Rewrite the records below, changing every "Drainage network" to "Stream network" and keeping everything else the same.

--- BEGIN Data rows ---

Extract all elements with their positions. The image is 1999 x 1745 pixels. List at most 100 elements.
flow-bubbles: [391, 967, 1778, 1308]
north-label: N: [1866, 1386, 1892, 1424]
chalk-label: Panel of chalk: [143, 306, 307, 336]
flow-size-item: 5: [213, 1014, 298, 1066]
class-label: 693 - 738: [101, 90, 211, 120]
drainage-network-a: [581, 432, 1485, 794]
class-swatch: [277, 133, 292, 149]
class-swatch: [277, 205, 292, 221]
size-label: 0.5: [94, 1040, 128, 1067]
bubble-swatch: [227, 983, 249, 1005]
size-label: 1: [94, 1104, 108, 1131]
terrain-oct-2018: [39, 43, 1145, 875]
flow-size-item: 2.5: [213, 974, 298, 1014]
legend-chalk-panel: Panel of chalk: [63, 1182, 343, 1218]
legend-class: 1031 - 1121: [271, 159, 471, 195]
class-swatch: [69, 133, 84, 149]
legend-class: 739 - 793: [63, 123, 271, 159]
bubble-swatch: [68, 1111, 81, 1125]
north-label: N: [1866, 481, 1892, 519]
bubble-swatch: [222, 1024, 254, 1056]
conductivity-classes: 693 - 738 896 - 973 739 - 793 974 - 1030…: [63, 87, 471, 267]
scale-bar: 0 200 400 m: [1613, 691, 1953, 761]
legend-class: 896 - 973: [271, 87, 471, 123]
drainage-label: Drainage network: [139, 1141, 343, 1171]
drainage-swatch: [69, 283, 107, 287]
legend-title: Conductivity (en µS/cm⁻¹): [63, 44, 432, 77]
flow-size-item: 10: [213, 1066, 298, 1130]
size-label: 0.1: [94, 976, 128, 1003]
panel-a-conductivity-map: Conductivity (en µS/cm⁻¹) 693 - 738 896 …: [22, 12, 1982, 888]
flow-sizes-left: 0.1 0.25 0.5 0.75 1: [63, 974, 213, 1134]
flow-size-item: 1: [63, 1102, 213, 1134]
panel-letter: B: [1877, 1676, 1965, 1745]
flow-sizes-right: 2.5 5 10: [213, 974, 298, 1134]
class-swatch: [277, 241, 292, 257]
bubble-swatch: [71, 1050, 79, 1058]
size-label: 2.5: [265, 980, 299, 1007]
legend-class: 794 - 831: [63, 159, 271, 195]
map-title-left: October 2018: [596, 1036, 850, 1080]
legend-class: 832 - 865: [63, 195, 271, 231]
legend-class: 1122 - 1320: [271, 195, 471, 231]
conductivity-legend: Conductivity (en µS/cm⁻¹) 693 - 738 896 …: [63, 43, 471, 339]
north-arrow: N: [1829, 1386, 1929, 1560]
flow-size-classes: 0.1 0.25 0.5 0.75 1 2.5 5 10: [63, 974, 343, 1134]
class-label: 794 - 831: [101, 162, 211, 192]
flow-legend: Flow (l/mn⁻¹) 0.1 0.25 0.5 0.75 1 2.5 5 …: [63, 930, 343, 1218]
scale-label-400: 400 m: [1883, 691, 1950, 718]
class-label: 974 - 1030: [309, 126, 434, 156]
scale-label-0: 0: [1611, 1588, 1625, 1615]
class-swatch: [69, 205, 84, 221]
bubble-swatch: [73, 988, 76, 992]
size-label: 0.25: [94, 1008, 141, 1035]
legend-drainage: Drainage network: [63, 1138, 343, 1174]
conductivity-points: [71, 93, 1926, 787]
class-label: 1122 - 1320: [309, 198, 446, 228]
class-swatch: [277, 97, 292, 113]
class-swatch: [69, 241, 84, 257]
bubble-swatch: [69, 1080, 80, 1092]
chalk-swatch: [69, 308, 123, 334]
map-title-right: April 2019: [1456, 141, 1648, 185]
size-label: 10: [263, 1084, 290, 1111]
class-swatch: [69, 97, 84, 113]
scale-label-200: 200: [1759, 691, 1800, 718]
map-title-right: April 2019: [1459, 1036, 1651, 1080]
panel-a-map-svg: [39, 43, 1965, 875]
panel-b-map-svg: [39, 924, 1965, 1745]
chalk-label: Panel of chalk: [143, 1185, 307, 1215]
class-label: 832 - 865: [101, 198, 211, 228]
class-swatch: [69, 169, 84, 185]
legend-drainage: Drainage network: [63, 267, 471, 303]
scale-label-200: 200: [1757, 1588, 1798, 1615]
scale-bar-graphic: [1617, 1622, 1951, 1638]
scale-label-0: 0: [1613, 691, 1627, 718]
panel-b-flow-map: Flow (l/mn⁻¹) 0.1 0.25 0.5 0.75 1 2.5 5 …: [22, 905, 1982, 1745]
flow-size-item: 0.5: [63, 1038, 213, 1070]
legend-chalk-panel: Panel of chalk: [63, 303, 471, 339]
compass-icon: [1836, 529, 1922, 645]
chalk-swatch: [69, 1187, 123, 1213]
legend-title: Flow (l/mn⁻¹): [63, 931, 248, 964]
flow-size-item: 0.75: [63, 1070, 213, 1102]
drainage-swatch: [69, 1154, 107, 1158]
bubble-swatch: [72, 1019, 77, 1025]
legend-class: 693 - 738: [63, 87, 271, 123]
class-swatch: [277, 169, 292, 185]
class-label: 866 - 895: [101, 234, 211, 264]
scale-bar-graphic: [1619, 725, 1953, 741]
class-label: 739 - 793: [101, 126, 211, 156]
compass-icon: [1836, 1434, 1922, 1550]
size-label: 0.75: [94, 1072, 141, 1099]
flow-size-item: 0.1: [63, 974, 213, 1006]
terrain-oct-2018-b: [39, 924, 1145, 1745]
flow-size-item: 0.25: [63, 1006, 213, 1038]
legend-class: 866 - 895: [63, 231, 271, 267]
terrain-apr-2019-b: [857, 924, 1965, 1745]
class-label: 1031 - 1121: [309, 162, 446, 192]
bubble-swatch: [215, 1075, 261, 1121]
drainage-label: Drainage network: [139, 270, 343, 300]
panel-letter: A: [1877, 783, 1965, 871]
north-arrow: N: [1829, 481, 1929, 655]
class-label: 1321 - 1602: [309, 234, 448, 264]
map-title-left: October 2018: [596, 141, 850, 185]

--- END Data rows ---

» **Expected answer**
Extract all elements with their positions. The image is 1999 x 1745 pixels. List at most 100 elements.
flow-bubbles: [391, 967, 1778, 1308]
north-label: N: [1866, 1386, 1892, 1424]
chalk-label: Panel of chalk: [143, 306, 307, 336]
flow-size-item: 5: [213, 1014, 298, 1066]
class-label: 693 - 738: [101, 90, 211, 120]
drainage-network-a: [581, 432, 1485, 794]
class-swatch: [277, 133, 292, 149]
class-swatch: [277, 205, 292, 221]
size-label: 0.5: [94, 1040, 128, 1067]
bubble-swatch: [227, 983, 249, 1005]
size-label: 1: [94, 1104, 108, 1131]
terrain-oct-2018: [39, 43, 1145, 875]
flow-size-item: 2.5: [213, 974, 298, 1014]
legend-chalk-panel: Panel of chalk: [63, 1182, 343, 1218]
legend-class: 1031 - 1121: [271, 159, 471, 195]
class-swatch: [69, 133, 84, 149]
legend-class: 739 - 793: [63, 123, 271, 159]
bubble-swatch: [68, 1111, 81, 1125]
north-label: N: [1866, 481, 1892, 519]
bubble-swatch: [222, 1024, 254, 1056]
conductivity-classes: 693 - 738 896 - 973 739 - 793 974 - 1030…: [63, 87, 471, 267]
scale-bar: 0 200 400 m: [1613, 691, 1953, 761]
legend-class: 896 - 973: [271, 87, 471, 123]
drainage-label: Stream network: [139, 1141, 343, 1171]
drainage-swatch: [69, 283, 107, 287]
legend-title: Conductivity (en µS/cm⁻¹): [63, 44, 432, 77]
flow-size-item: 10: [213, 1066, 298, 1130]
size-label: 0.1: [94, 976, 128, 1003]
panel-a-conductivity-map: Conductivity (en µS/cm⁻¹) 693 - 738 896 …: [22, 12, 1982, 888]
flow-sizes-left: 0.1 0.25 0.5 0.75 1: [63, 974, 213, 1134]
flow-size-item: 1: [63, 1102, 213, 1134]
panel-letter: B: [1877, 1676, 1965, 1745]
flow-sizes-right: 2.5 5 10: [213, 974, 298, 1134]
class-swatch: [277, 241, 292, 257]
bubble-swatch: [71, 1050, 79, 1058]
size-label: 2.5: [265, 980, 299, 1007]
legend-class: 794 - 831: [63, 159, 271, 195]
map-title-left: October 2018: [596, 1036, 850, 1080]
legend-class: 832 - 865: [63, 195, 271, 231]
legend-class: 1122 - 1320: [271, 195, 471, 231]
conductivity-legend: Conductivity (en µS/cm⁻¹) 693 - 738 896 …: [63, 43, 471, 339]
north-arrow: N: [1829, 1386, 1929, 1560]
flow-size-classes: 0.1 0.25 0.5 0.75 1 2.5 5 10: [63, 974, 343, 1134]
class-label: 794 - 831: [101, 162, 211, 192]
flow-legend: Flow (l/mn⁻¹) 0.1 0.25 0.5 0.75 1 2.5 5 …: [63, 930, 343, 1218]
scale-label-400: 400 m: [1883, 691, 1950, 718]
class-label: 974 - 1030: [309, 126, 434, 156]
scale-label-0: 0: [1611, 1588, 1625, 1615]
class-swatch: [69, 205, 84, 221]
bubble-swatch: [73, 988, 76, 992]
size-label: 0.25: [94, 1008, 141, 1035]
legend-drainage: Stream network: [63, 1138, 343, 1174]
conductivity-points: [71, 93, 1926, 787]
class-label: 1122 - 1320: [309, 198, 446, 228]
class-swatch: [277, 97, 292, 113]
class-swatch: [69, 241, 84, 257]
bubble-swatch: [69, 1080, 80, 1092]
chalk-swatch: [69, 308, 123, 334]
map-title-right: April 2019: [1456, 141, 1648, 185]
size-label: 10: [263, 1084, 290, 1111]
class-swatch: [69, 97, 84, 113]
scale-label-200: 200: [1759, 691, 1800, 718]
map-title-right: April 2019: [1459, 1036, 1651, 1080]
panel-a-map-svg: [39, 43, 1965, 875]
panel-b-map-svg: [39, 924, 1965, 1745]
chalk-label: Panel of chalk: [143, 1185, 307, 1215]
class-label: 832 - 865: [101, 198, 211, 228]
class-swatch: [69, 169, 84, 185]
legend-drainage: Stream network: [63, 267, 471, 303]
scale-label-200: 200: [1757, 1588, 1798, 1615]
scale-bar-graphic: [1617, 1622, 1951, 1638]
scale-label-0: 0: [1613, 691, 1627, 718]
panel-b-flow-map: Flow (l/mn⁻¹) 0.1 0.25 0.5 0.75 1 2.5 5 …: [22, 905, 1982, 1745]
flow-size-item: 0.5: [63, 1038, 213, 1070]
legend-chalk-panel: Panel of chalk: [63, 303, 471, 339]
compass-icon: [1836, 529, 1922, 645]
chalk-swatch: [69, 1187, 123, 1213]
legend-title: Flow (l/mn⁻¹): [63, 931, 248, 964]
flow-size-item: 0.75: [63, 1070, 213, 1102]
drainage-swatch: [69, 1154, 107, 1158]
bubble-swatch: [72, 1019, 77, 1025]
legend-class: 693 - 738: [63, 87, 271, 123]
class-swatch: [277, 169, 292, 185]
class-label: 866 - 895: [101, 234, 211, 264]
scale-bar-graphic: [1619, 725, 1953, 741]
class-label: 739 - 793: [101, 126, 211, 156]
compass-icon: [1836, 1434, 1922, 1550]
size-label: 0.75: [94, 1072, 141, 1099]
flow-size-item: 0.1: [63, 974, 213, 1006]
terrain-oct-2018-b: [39, 924, 1145, 1745]
flow-size-item: 0.25: [63, 1006, 213, 1038]
legend-class: 866 - 895: [63, 231, 271, 267]
terrain-apr-2019-b: [857, 924, 1965, 1745]
class-label: 1031 - 1121: [309, 162, 446, 192]
bubble-swatch: [215, 1075, 261, 1121]
drainage-label: Stream network: [139, 270, 343, 300]
panel-letter: A: [1877, 783, 1965, 871]
north-arrow: N: [1829, 481, 1929, 655]
class-label: 1321 - 1602: [309, 234, 448, 264]
map-title-left: October 2018: [596, 141, 850, 185]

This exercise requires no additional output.